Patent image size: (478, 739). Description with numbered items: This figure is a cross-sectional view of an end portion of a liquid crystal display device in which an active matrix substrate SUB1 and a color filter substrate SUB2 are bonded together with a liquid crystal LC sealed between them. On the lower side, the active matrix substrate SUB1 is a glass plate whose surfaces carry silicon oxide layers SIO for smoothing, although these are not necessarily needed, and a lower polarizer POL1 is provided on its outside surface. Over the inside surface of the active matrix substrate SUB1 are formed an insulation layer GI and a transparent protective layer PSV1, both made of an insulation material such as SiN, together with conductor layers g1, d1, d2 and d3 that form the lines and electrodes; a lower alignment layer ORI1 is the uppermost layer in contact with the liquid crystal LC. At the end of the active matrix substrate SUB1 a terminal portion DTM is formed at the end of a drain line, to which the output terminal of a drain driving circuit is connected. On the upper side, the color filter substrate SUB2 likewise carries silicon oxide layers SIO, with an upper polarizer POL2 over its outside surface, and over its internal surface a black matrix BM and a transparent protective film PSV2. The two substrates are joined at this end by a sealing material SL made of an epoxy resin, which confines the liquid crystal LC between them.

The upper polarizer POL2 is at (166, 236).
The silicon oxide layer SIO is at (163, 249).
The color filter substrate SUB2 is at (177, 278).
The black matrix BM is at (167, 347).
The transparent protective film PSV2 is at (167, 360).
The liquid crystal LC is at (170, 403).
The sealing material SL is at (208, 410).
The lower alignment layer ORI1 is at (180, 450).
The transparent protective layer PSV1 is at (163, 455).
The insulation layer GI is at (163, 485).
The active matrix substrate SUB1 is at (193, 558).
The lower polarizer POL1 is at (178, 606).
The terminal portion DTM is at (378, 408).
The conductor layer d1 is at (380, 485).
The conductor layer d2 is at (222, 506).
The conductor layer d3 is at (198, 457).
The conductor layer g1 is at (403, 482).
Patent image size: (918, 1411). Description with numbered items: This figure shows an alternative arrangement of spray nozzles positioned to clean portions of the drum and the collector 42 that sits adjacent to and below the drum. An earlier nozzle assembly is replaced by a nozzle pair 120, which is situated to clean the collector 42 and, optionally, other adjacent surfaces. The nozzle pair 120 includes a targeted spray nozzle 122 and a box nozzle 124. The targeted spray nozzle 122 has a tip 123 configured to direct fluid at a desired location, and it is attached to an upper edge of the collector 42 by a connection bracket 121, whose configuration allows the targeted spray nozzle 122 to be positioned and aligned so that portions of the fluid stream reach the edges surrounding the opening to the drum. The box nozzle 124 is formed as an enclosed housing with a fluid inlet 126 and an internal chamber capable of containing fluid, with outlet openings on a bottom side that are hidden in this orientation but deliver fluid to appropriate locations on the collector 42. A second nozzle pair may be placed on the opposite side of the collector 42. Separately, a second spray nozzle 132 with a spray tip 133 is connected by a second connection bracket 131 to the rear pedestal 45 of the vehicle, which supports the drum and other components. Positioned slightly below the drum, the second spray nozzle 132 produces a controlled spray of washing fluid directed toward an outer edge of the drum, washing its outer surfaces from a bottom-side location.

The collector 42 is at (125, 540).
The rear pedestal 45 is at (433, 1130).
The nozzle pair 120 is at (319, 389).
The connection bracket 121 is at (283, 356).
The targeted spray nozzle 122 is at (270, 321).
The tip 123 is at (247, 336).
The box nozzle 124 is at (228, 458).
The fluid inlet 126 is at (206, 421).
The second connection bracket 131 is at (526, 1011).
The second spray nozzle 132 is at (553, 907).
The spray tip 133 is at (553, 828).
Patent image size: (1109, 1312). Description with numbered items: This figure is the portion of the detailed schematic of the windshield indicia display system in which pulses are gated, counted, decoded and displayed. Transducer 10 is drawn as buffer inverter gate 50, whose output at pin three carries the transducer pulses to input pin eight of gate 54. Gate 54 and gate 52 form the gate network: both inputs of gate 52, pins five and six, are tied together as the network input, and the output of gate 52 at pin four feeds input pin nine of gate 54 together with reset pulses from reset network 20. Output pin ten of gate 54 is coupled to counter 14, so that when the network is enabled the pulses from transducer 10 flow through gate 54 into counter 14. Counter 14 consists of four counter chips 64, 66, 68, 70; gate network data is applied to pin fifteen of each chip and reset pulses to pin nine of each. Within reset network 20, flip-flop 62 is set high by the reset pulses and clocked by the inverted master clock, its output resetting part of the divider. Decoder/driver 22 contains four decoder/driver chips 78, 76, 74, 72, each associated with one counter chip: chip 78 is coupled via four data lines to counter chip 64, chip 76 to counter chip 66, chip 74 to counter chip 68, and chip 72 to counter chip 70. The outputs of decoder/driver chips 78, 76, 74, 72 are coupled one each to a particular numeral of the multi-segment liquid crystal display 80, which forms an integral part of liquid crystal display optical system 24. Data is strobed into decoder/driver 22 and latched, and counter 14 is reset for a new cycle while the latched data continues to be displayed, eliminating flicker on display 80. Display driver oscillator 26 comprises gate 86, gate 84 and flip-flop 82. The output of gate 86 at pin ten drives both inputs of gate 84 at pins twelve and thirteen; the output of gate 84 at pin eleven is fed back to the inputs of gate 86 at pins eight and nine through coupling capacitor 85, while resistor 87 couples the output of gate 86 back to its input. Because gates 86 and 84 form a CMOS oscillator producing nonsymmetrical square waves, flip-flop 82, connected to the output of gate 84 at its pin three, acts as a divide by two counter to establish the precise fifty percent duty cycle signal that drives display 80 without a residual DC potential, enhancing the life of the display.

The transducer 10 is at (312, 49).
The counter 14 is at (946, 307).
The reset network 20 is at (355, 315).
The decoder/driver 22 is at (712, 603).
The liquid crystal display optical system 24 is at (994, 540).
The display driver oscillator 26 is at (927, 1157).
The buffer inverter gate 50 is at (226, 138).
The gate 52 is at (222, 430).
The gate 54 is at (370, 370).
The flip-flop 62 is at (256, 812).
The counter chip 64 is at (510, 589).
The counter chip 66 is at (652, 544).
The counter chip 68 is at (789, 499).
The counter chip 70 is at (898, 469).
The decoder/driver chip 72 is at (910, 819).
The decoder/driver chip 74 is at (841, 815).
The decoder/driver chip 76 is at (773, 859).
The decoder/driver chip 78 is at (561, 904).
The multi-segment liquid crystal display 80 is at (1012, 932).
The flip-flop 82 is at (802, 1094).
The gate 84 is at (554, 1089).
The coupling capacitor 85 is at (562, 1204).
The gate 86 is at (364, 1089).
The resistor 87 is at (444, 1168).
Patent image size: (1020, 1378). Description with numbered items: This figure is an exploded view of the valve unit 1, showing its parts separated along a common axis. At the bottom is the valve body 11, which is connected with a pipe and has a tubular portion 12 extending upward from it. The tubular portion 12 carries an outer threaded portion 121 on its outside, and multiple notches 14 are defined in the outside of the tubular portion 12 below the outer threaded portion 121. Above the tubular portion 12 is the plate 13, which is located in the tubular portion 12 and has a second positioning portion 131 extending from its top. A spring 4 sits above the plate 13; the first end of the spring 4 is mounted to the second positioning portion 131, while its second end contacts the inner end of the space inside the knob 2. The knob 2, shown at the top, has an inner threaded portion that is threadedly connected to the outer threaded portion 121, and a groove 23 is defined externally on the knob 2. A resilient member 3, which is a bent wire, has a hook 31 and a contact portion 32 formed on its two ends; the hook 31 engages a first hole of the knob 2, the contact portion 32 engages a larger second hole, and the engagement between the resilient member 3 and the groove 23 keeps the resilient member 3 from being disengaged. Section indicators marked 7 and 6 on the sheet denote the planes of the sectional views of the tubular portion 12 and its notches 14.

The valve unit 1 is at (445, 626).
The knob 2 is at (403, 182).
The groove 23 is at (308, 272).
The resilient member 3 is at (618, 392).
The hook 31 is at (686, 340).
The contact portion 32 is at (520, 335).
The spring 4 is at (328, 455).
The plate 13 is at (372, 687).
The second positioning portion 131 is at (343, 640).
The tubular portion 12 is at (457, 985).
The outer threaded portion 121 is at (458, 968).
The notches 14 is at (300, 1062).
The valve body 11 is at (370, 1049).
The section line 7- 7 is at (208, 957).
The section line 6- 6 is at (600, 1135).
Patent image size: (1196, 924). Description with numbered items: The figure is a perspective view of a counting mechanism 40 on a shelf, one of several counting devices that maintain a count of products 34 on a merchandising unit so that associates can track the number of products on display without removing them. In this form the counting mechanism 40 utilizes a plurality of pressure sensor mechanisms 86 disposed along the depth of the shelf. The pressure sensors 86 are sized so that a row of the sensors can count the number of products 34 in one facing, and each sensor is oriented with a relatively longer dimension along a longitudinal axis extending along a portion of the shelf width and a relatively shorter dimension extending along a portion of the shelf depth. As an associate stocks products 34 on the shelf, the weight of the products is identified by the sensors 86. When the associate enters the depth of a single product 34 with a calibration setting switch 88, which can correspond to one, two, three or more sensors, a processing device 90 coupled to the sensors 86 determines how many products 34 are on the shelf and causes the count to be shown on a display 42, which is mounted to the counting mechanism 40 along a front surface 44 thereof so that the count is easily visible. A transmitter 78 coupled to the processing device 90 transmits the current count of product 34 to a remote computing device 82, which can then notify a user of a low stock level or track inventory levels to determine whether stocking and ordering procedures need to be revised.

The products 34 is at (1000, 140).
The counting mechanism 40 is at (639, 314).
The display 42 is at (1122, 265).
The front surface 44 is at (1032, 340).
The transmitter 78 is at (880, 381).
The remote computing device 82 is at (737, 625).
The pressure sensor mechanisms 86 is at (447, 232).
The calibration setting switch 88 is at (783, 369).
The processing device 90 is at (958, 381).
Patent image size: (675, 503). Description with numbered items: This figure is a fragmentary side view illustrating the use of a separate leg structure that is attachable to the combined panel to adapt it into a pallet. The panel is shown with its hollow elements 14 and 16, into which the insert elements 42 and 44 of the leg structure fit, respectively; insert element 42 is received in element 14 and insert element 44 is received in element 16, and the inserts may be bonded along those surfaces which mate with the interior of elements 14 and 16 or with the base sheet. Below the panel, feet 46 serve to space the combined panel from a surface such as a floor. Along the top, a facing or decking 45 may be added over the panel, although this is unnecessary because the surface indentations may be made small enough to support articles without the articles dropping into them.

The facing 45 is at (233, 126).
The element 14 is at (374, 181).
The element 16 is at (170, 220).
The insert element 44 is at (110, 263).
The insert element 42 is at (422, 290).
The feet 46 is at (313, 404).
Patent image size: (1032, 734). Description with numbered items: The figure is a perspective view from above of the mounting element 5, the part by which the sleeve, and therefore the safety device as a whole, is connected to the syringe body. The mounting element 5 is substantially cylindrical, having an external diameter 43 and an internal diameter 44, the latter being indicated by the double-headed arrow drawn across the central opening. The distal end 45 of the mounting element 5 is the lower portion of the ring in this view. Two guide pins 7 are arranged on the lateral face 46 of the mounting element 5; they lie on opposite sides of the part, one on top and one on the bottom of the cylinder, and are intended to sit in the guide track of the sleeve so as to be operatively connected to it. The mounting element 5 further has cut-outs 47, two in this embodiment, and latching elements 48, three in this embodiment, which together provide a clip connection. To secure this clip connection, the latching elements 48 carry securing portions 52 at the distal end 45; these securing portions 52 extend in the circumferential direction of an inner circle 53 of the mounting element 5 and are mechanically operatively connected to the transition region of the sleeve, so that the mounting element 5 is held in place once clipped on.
-- -- --
- Stated task: Lay out as a numbered list, without blank lines, the lines starting with the line containing "Patent image size: (675, 503)." and going on through the line containing "The feet 46 is at (313, 404).".

- Answer to the task:
1. Patent image size: (675, 503). Description with numbered items: This figure is a fragmentary side view illustrating the use of a separate leg structure that is attachable to the combined panel to adapt it into a pallet. The panel is shown with its hollow elements 14 and 16, into which the insert elements 42 and 44 of the leg structure fit, respectively; insert element 42 is received in element 14 and insert element 44 is received in element 16, and the inserts may be bonded along those surfaces which mate with the interior of elements 14 and 16 or with the base sheet. Below the panel, feet 46 serve to space the combined panel from a surface such as a floor. Along the top, a facing or decking 45 may be added over the panel, although this is unnecessary because the surface indentations may be made small enough to support articles without the articles dropping into them.
2. The facing 45 is at (233, 126).
3. The element 14 is at (374, 181).
4. The element 16 is at (170, 220).
5. The insert element 44 is at (110, 263).
6. The insert element 42 is at (422, 290).
7. The feet 46 is at (313, 404).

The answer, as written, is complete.